» **Instructions to follow**: In the listing below, find every line containing "color" and copy it out.

(Stored items from a collection)
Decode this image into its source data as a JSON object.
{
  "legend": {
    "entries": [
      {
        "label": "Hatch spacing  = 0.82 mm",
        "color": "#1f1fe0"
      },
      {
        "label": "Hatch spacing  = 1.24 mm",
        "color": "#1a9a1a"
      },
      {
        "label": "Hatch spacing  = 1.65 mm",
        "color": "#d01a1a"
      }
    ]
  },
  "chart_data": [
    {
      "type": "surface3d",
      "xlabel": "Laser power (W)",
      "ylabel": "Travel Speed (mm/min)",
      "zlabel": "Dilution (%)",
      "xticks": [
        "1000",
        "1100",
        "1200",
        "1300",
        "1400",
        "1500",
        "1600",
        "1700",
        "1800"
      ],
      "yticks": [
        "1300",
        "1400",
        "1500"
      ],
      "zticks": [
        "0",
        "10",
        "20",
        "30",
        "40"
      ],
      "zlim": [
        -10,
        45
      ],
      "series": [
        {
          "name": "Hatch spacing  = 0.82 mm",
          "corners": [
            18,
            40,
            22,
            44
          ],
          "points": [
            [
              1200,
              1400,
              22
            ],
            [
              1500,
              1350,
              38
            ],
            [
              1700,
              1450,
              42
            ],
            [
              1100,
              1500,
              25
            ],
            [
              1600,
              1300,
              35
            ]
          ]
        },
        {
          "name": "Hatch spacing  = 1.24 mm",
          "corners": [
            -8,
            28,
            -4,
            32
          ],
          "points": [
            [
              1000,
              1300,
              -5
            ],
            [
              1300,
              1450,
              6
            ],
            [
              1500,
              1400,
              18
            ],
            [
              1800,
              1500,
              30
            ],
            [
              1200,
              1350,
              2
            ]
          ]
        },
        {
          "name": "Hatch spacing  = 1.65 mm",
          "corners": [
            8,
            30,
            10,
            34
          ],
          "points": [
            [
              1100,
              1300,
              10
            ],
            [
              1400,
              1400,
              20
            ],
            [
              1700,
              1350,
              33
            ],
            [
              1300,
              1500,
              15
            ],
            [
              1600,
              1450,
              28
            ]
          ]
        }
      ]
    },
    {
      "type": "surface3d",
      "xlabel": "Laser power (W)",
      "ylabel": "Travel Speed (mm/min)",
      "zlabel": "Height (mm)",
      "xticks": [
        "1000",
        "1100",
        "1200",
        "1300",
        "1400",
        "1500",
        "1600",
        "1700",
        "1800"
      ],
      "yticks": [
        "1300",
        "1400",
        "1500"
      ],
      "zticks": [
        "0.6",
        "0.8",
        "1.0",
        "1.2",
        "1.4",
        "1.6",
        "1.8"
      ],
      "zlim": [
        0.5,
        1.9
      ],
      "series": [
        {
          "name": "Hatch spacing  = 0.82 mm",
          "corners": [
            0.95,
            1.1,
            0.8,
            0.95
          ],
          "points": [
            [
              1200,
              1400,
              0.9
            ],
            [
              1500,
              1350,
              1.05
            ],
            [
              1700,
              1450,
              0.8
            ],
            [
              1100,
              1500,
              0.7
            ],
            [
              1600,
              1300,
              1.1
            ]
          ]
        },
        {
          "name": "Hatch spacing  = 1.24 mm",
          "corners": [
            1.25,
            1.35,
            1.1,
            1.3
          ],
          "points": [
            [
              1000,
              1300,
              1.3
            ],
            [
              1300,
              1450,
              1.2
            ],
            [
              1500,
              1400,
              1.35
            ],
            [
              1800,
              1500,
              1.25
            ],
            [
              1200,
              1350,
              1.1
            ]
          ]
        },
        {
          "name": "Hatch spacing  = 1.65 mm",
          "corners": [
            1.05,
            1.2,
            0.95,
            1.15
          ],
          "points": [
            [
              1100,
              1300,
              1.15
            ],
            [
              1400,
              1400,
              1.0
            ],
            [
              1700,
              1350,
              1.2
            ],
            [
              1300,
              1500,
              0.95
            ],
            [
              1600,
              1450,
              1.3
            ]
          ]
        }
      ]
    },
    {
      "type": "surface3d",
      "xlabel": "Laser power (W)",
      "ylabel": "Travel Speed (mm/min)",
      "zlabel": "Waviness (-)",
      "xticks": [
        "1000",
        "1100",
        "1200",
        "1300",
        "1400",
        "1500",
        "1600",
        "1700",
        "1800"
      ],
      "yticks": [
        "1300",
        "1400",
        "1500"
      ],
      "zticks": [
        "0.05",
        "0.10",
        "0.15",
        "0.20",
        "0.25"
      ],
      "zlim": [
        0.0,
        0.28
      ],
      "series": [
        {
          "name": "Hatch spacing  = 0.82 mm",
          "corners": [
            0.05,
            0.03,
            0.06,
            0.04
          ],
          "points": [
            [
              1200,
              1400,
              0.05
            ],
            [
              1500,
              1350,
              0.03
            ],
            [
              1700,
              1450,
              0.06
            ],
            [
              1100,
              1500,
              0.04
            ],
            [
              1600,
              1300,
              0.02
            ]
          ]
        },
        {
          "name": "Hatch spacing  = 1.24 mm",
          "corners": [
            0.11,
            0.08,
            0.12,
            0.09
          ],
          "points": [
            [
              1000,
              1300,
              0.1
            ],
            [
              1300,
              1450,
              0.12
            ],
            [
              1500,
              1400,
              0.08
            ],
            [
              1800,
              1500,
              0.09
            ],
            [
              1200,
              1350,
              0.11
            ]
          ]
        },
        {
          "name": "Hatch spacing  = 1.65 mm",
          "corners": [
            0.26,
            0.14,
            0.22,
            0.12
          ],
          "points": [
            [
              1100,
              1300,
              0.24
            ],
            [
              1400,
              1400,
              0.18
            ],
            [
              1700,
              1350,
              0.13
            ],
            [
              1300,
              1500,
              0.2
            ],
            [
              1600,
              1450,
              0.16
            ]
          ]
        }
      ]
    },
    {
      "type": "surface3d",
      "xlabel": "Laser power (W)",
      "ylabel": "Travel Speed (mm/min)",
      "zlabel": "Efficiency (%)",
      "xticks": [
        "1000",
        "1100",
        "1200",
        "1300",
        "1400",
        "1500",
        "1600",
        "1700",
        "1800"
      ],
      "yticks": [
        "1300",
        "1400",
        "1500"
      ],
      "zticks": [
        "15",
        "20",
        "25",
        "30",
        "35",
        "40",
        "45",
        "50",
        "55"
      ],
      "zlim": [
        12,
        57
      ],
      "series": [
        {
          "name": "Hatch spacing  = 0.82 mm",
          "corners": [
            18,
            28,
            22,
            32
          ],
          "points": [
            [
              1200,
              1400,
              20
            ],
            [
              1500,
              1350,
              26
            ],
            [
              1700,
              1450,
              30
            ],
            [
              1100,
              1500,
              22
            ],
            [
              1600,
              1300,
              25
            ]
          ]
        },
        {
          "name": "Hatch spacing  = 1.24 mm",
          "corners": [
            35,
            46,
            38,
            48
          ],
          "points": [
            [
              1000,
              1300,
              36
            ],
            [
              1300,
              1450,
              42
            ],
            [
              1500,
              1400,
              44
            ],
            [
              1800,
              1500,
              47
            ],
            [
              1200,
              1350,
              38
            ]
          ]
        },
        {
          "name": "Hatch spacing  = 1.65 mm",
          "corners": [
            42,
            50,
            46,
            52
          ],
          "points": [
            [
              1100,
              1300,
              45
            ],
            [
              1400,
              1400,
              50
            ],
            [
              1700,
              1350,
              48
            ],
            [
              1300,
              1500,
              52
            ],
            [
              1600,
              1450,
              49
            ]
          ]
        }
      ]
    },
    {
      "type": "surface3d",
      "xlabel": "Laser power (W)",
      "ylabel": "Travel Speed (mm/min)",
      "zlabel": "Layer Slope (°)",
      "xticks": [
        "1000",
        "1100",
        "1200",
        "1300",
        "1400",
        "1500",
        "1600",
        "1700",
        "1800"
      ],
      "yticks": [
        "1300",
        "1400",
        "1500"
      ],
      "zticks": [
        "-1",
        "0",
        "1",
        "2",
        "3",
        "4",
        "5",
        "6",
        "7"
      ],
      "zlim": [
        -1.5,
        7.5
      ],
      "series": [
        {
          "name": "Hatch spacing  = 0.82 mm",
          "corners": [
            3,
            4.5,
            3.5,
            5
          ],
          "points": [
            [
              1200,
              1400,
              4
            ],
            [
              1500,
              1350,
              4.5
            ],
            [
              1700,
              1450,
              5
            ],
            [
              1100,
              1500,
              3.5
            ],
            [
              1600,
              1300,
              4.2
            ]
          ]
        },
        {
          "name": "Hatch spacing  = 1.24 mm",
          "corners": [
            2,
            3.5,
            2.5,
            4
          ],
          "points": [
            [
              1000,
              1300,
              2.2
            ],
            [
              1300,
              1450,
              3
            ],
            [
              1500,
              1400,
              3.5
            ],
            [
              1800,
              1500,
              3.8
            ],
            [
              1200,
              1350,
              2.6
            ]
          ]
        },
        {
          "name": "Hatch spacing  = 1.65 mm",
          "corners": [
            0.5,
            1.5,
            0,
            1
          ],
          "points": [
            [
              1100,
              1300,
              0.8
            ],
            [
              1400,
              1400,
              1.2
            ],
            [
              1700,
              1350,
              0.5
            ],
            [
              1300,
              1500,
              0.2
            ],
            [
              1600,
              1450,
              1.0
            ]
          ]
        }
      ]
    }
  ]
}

» **Right answer**:
        "color": "#1f1fe0"
        "color": "#1a9a1a"
        "color": "#d01a1a"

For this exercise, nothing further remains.